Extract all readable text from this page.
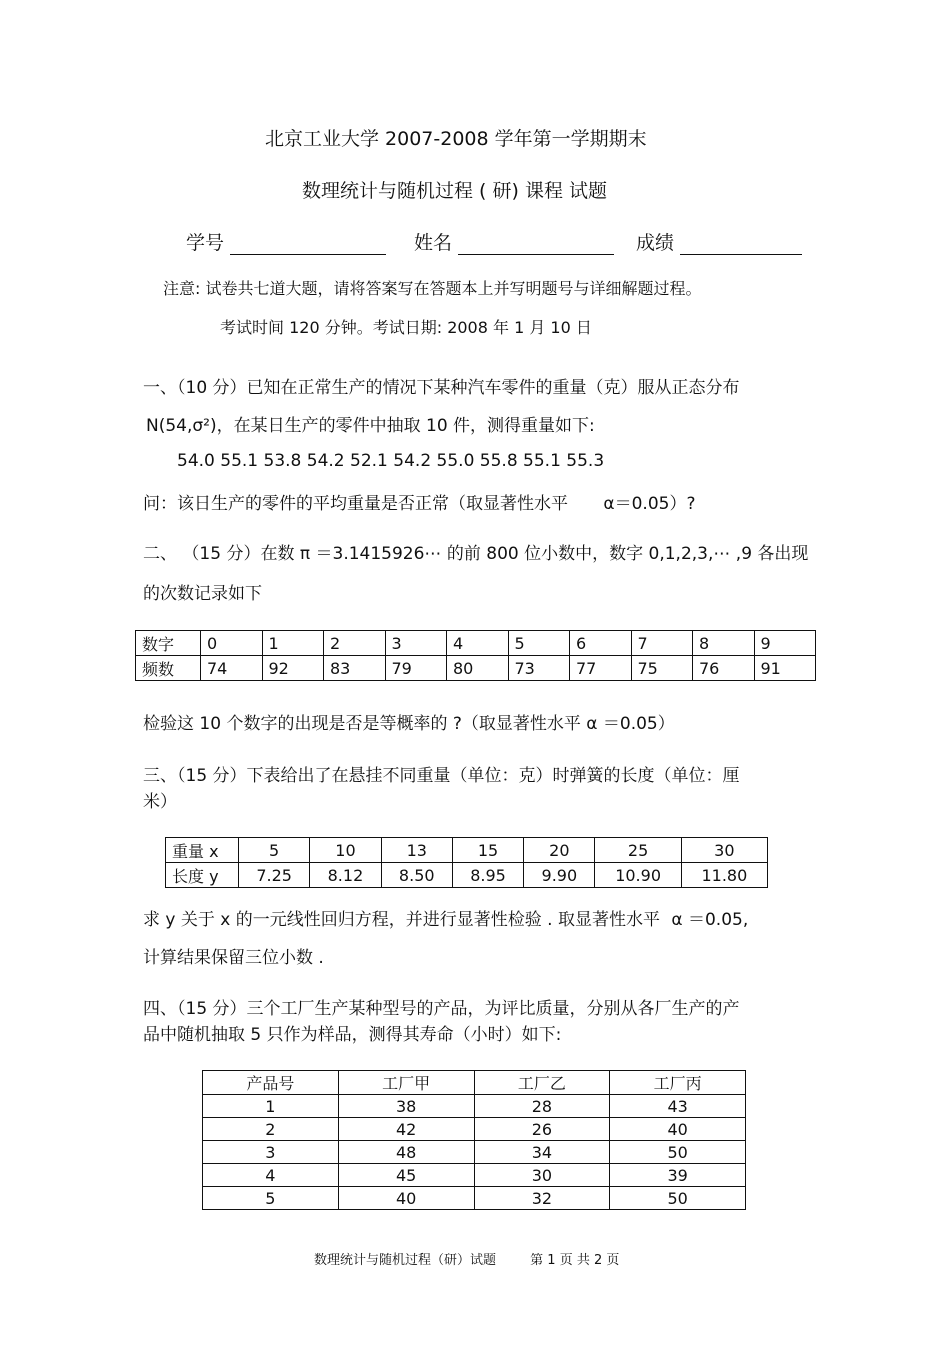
北京工业大学 2007-2008 学年第一学期期末
数理统计与随机过程 ( 研) 课程 试题
学号	姓名	成绩
注意: 试卷共七道大题，请将答案写在答题本上并写明题号与详细解题过程。
考试时间 120 分钟。考试日期: 2008 年 1 月 10 日
一、（10 分）已知在正常生产的情况下某种汽车零件的重量（克）服从正态分布
N(54,σ²)，在某日生产的零件中抽取 10 件，测得重量如下:
54.0 55.1 53.8 54.2 52.1 54.2 55.0 55.8 55.1 55.3
问：该日生产的零件的平均重量是否正常（取显著性水平 α＝0.05）?
二、 （15 分）在数 π ＝3.1415926⋯ 的前 800 位小数中，数字 0,1,2,3,⋯ ,9 各出现
的次数记录如下
数字	0	1	2	3	4	5	6	7	8	9
频数	74	92	83	79	80	73	77	75	76	91
检验这 10 个数字的出现是否是等概率的 ?（取显著性水平 α ＝0.05）
三、（15 分）下表给出了在悬挂不同重量（单位：克）时弹簧的长度（单位：厘
米）
重量 x	5	10	13	15	20	25	30
长度 y	7.25	8.12	8.50	8.95	9.90	10.90	11.80
求 y 关于 x 的一元线性回归方程，并进行显著性检验 . 取显著性水平 α ＝0.05,
计算结果保留三位小数 .
四、（15 分）三个工厂生产某种型号的产品，为评比质量，分别从各厂生产的产
品中随机抽取 5 只作为样品，测得其寿命（小时）如下:
产品号	工厂甲	工厂乙	工厂丙
1	38	28	43
2	42	26	40
3	48	34	50
4	45	30	39
5	40	32	50
数理统计与随机过程（研）试题	第 1 页 共 2 页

● ● ● ●

Find every line in the records that contains the word "数理统计与随机过程"; copy those lines.

数理统计与随机过程 ( 研) 课程 试题
数理统计与随机过程（研）试题	第 1 页 共 2 页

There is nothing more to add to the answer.